#### [GOAL]
Below are records. Copy every line with "title" in it.

Figure contents as structured data:

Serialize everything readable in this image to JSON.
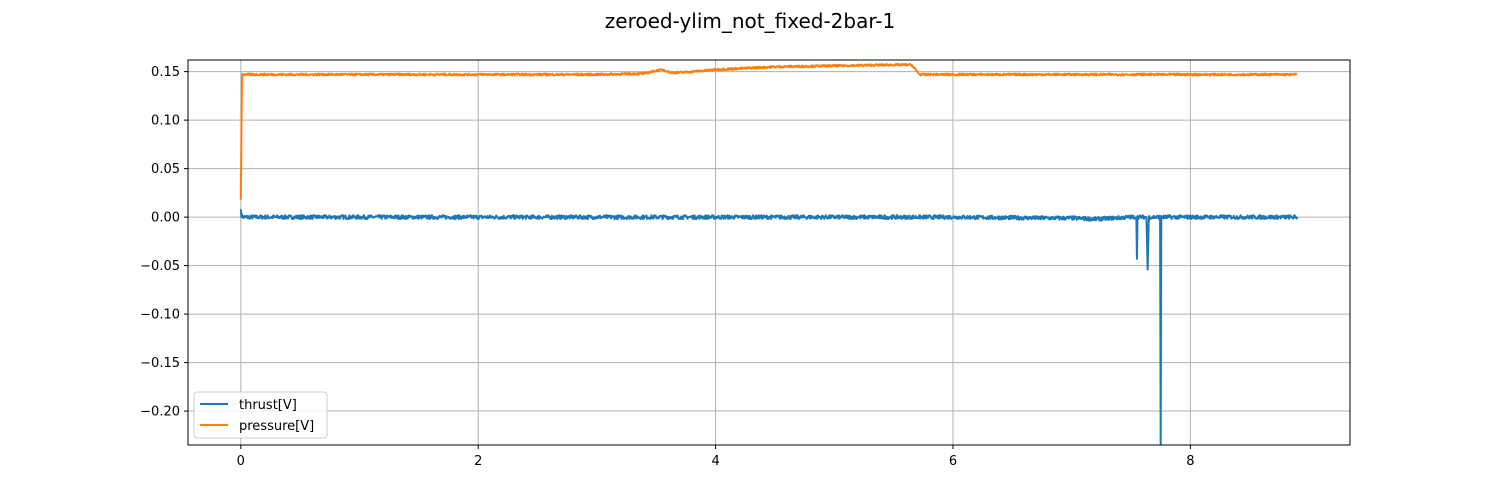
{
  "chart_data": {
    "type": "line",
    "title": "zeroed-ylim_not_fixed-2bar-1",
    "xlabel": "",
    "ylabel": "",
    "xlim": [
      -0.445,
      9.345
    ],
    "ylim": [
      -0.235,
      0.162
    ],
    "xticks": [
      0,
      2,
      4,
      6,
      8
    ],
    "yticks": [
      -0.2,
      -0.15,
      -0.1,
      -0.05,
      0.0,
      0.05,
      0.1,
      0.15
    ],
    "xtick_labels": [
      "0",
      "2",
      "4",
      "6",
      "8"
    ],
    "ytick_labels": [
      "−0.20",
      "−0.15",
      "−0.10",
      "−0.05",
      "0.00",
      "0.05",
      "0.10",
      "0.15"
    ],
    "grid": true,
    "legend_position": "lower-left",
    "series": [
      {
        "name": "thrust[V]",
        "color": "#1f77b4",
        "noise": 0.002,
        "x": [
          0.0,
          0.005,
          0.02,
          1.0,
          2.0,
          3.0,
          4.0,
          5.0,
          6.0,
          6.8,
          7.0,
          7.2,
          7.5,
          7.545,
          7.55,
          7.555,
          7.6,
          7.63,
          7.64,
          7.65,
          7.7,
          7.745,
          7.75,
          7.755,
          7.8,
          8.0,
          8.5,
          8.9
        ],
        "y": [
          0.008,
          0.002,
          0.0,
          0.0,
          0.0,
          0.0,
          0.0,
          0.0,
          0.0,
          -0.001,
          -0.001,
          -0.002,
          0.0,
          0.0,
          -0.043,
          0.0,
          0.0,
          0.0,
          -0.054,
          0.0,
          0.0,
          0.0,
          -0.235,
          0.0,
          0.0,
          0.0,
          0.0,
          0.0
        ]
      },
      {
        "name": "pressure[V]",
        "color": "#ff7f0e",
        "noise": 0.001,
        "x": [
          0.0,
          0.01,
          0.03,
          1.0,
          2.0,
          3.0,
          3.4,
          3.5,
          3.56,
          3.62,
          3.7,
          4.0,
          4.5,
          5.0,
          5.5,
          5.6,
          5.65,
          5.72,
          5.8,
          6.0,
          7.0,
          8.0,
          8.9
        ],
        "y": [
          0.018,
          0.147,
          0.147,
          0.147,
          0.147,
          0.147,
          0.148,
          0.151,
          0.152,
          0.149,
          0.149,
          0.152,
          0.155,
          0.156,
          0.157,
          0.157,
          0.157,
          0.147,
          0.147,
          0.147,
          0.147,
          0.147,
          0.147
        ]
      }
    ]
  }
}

...

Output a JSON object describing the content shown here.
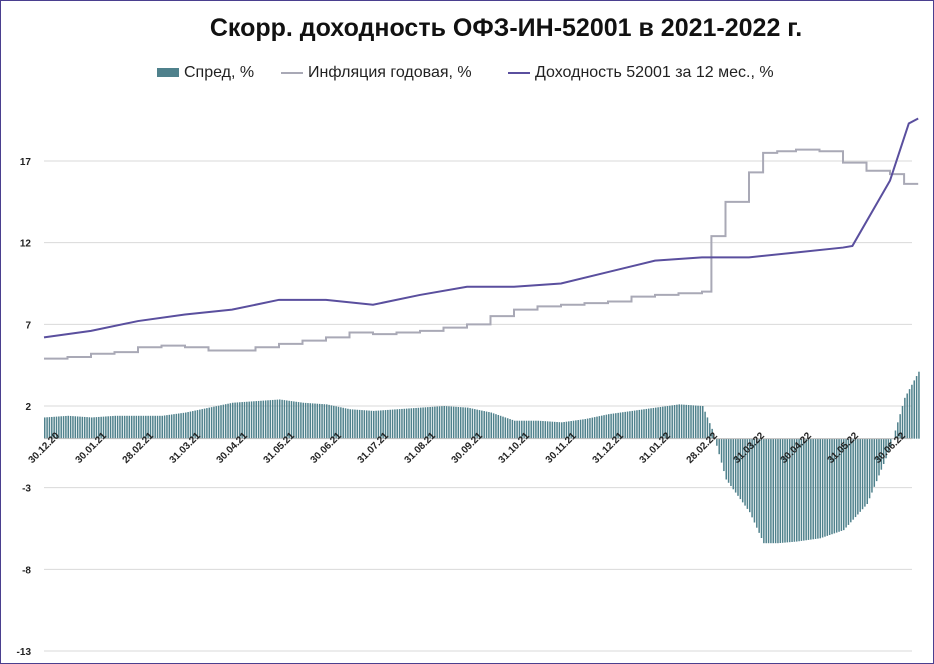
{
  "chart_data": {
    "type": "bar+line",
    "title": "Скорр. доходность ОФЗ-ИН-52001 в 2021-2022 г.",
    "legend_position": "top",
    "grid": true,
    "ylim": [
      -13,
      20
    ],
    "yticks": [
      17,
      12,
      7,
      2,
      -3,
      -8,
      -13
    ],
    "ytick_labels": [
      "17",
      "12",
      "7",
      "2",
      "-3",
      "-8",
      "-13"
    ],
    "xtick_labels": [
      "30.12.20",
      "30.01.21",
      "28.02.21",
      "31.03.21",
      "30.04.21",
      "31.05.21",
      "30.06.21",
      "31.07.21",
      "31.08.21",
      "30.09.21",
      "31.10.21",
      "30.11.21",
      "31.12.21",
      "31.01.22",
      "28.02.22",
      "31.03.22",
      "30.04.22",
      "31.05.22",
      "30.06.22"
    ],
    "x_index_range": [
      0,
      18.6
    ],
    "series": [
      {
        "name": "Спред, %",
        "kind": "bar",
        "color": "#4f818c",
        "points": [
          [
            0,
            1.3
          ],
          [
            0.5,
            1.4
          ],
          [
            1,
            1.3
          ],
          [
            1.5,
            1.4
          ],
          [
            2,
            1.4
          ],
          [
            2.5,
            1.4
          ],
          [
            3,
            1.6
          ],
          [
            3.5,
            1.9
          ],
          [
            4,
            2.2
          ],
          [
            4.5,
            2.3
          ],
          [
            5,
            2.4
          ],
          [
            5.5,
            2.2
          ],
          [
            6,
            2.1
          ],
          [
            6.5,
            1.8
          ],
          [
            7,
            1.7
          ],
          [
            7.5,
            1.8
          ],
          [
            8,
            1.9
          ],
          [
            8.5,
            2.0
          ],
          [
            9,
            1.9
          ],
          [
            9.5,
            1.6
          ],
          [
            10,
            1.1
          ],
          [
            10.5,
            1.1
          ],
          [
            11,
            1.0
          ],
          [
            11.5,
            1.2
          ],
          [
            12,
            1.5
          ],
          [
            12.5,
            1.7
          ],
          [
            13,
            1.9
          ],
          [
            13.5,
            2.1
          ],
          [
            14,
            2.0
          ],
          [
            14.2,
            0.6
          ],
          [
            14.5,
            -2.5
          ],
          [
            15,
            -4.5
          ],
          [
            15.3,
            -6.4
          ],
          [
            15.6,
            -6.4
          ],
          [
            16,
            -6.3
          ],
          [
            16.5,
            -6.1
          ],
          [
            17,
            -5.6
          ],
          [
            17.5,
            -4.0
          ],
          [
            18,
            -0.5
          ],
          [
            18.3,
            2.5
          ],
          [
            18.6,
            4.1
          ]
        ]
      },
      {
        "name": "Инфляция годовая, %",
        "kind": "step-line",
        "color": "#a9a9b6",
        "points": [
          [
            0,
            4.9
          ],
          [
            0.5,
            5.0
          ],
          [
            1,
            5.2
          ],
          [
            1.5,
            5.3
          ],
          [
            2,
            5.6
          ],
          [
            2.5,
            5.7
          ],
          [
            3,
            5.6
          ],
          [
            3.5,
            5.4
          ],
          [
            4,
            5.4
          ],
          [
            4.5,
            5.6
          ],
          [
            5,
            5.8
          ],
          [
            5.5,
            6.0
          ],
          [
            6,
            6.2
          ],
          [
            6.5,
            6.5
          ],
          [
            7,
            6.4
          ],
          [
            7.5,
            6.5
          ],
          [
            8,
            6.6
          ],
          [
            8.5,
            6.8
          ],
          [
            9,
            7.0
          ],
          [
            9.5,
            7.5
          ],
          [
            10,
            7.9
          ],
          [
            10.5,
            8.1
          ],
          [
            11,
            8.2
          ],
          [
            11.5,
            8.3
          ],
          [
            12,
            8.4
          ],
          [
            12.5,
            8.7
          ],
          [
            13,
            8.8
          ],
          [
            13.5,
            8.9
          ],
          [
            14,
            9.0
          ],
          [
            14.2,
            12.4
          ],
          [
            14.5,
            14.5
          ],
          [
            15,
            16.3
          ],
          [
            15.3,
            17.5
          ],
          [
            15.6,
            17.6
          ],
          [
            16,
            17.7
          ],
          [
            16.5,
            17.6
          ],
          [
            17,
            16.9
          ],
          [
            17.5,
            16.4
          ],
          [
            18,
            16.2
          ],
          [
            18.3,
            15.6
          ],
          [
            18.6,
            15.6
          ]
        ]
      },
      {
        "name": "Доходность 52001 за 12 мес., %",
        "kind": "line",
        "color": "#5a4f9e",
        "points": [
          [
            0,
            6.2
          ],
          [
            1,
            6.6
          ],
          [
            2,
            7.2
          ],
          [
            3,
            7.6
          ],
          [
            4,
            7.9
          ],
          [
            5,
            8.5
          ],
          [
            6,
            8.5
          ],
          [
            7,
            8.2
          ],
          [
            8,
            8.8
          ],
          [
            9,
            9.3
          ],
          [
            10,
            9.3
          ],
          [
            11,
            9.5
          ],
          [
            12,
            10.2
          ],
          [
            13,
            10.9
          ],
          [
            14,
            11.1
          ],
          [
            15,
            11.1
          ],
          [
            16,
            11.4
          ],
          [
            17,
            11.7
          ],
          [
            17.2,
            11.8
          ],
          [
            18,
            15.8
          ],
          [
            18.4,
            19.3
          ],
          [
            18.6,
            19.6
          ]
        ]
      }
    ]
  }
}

#### [RESULT OF THIS TASK]
    "title": "zeroed-ylim_not_fixed-2bar-1",
    "title": "Скорр. доходность ОФЗ-ИН-52001 в 2021-2022 г.",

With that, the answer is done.